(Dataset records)
━━━━━━

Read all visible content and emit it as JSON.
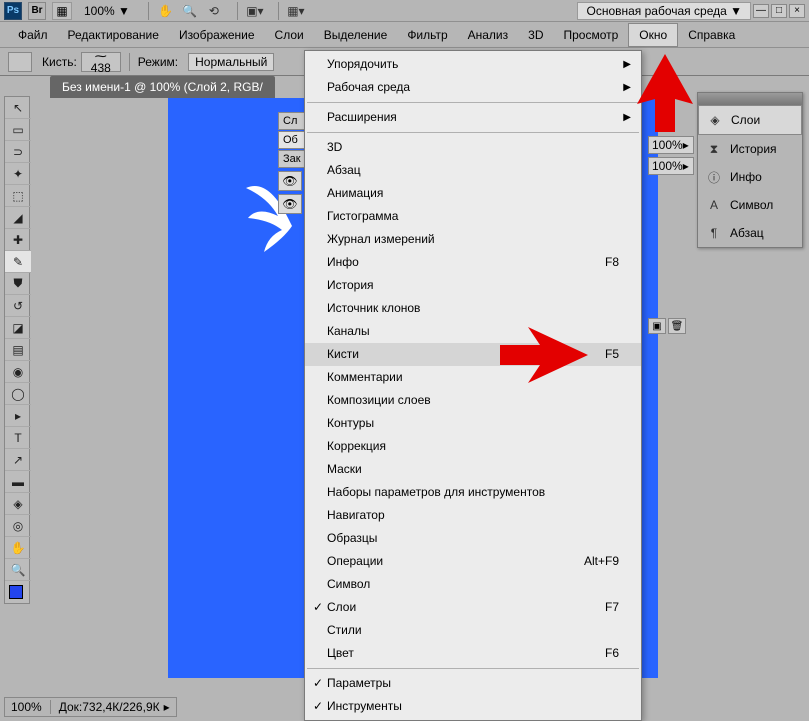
{
  "topbar": {
    "ps": "Ps",
    "br": "Br",
    "zoom": "100% ▼",
    "workspace": "Основная рабочая среда ▼"
  },
  "menubar": {
    "items": [
      "Файл",
      "Редактирование",
      "Изображение",
      "Слои",
      "Выделение",
      "Фильтр",
      "Анализ",
      "3D",
      "Просмотр",
      "Окно",
      "Справка"
    ],
    "active_index": 9
  },
  "optbar": {
    "brush_label": "Кисть:",
    "brush_size": "438",
    "mode_label": "Режим:",
    "mode_value": "Нормальный"
  },
  "doc_tab": "Без имени-1 @ 100% (Слой 2, RGB/",
  "dropdown": {
    "groups": [
      [
        {
          "label": "Упорядочить",
          "arrow": true
        },
        {
          "label": "Рабочая среда",
          "arrow": true
        }
      ],
      [
        {
          "label": "Расширения",
          "arrow": true
        }
      ],
      [
        {
          "label": "3D"
        },
        {
          "label": "Абзац"
        },
        {
          "label": "Анимация"
        },
        {
          "label": "Гистограмма"
        },
        {
          "label": "Журнал измерений"
        },
        {
          "label": "Инфо",
          "shortcut": "F8"
        },
        {
          "label": "История"
        },
        {
          "label": "Источник клонов"
        },
        {
          "label": "Каналы"
        },
        {
          "label": "Кисти",
          "shortcut": "F5",
          "hover": true
        },
        {
          "label": "Комментарии"
        },
        {
          "label": "Композиции слоев"
        },
        {
          "label": "Контуры"
        },
        {
          "label": "Коррекция"
        },
        {
          "label": "Маски"
        },
        {
          "label": "Наборы параметров для инструментов"
        },
        {
          "label": "Навигатор"
        },
        {
          "label": "Образцы"
        },
        {
          "label": "Операции",
          "shortcut": "Alt+F9"
        },
        {
          "label": "Символ"
        },
        {
          "label": "Слои",
          "shortcut": "F7",
          "checked": true
        },
        {
          "label": "Стили"
        },
        {
          "label": "Цвет",
          "shortcut": "F6"
        }
      ],
      [
        {
          "label": "Параметры",
          "checked": true
        },
        {
          "label": "Инструменты",
          "checked": true
        }
      ]
    ]
  },
  "right_panel": {
    "items": [
      {
        "icon": "layers-icon",
        "label": "Слои",
        "active": true
      },
      {
        "icon": "history-icon",
        "label": "История"
      },
      {
        "icon": "info-icon",
        "label": "Инфо"
      },
      {
        "icon": "character-icon",
        "label": "Символ"
      },
      {
        "icon": "paragraph-icon",
        "label": "Абзац"
      }
    ]
  },
  "layers_partial": {
    "tabs": [
      "Сл",
      "Об",
      "Зак"
    ],
    "active": 1
  },
  "opacity": {
    "v1": "100%",
    "v2": "100%"
  },
  "statusbar": {
    "zoom": "100%",
    "doc_label": "Док:",
    "doc_value": "732,4К/226,9К"
  }
}
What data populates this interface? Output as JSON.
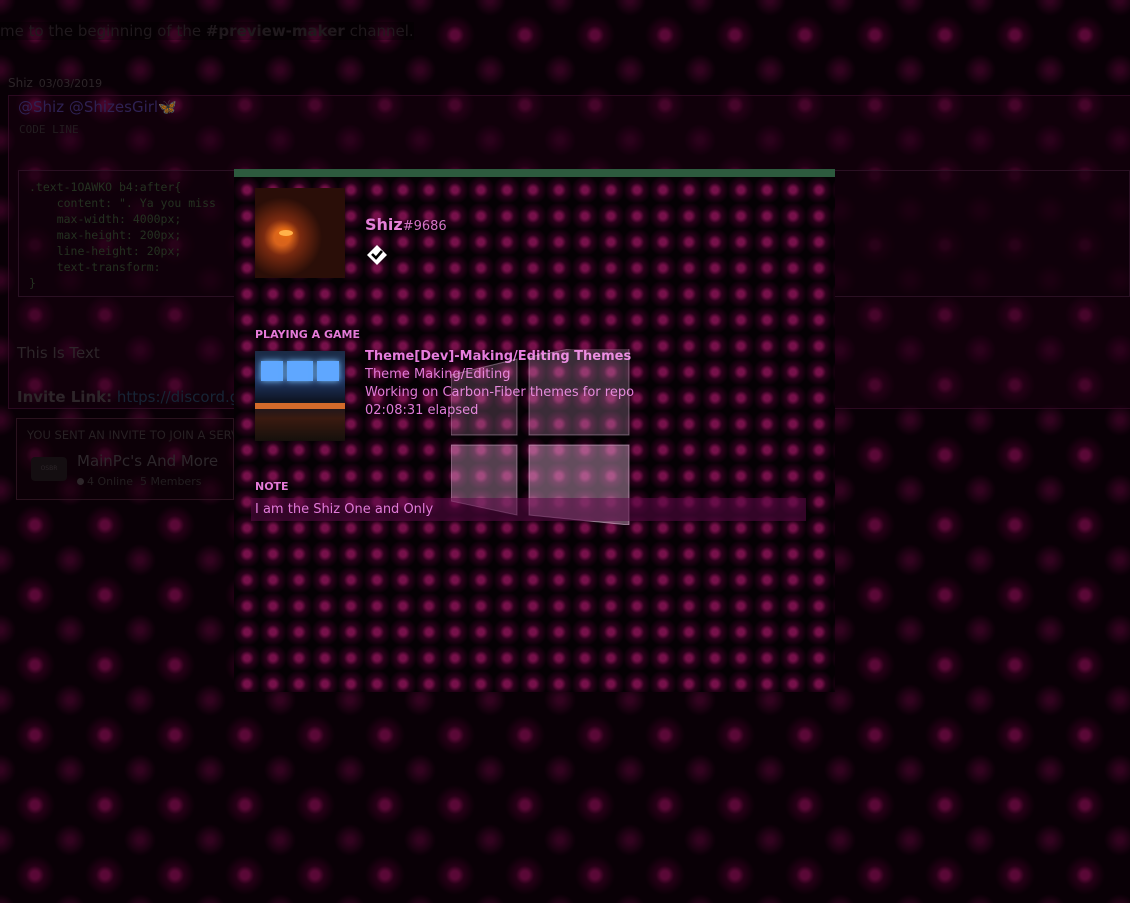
{
  "background_chat": {
    "welcome": {
      "prefix": "me to the beginning of the ",
      "channel": "#preview-maker",
      "suffix": " channel."
    },
    "message": {
      "author": "Shiz",
      "date": "03/03/2019",
      "mention": "@Shiz @ShizesGirl🦋",
      "code_label": "CODE LINE",
      "code_block": ".text-1OAWKO b4:after{\n    content: \". Ya you miss\n    max-width: 4000px;\n    max-height: 200px;\n    line-height: 20px;\n    text-transform:\n}",
      "plain_text": "This Is Text",
      "invite_label": "Invite Link:",
      "invite_url": "https://discord.gg"
    },
    "invite_card": {
      "header": "YOU SENT AN INVITE TO JOIN A SERV",
      "icon_text": "OSBR",
      "server_name": "MainPc's And More",
      "online": "4 Online",
      "members": "5 Members"
    }
  },
  "profile": {
    "username": "Shiz",
    "discriminator": "#9686",
    "badge_icon": "hypesquad-badge-icon",
    "accent_color": "#2d5a3e",
    "playing_label": "PLAYING A GAME",
    "game": {
      "name": "Theme[Dev]-Making/Editing Themes",
      "details": "Theme Making/Editing",
      "state": "Working on Carbon-Fiber themes for repo",
      "elapsed": "02:08:31 elapsed"
    },
    "note_label": "NOTE",
    "note_value": "I am the Shiz One and Only"
  }
}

━━━━━━

How many lines of the data contain the word "channel"? Answer with the number alone.

Response below: 2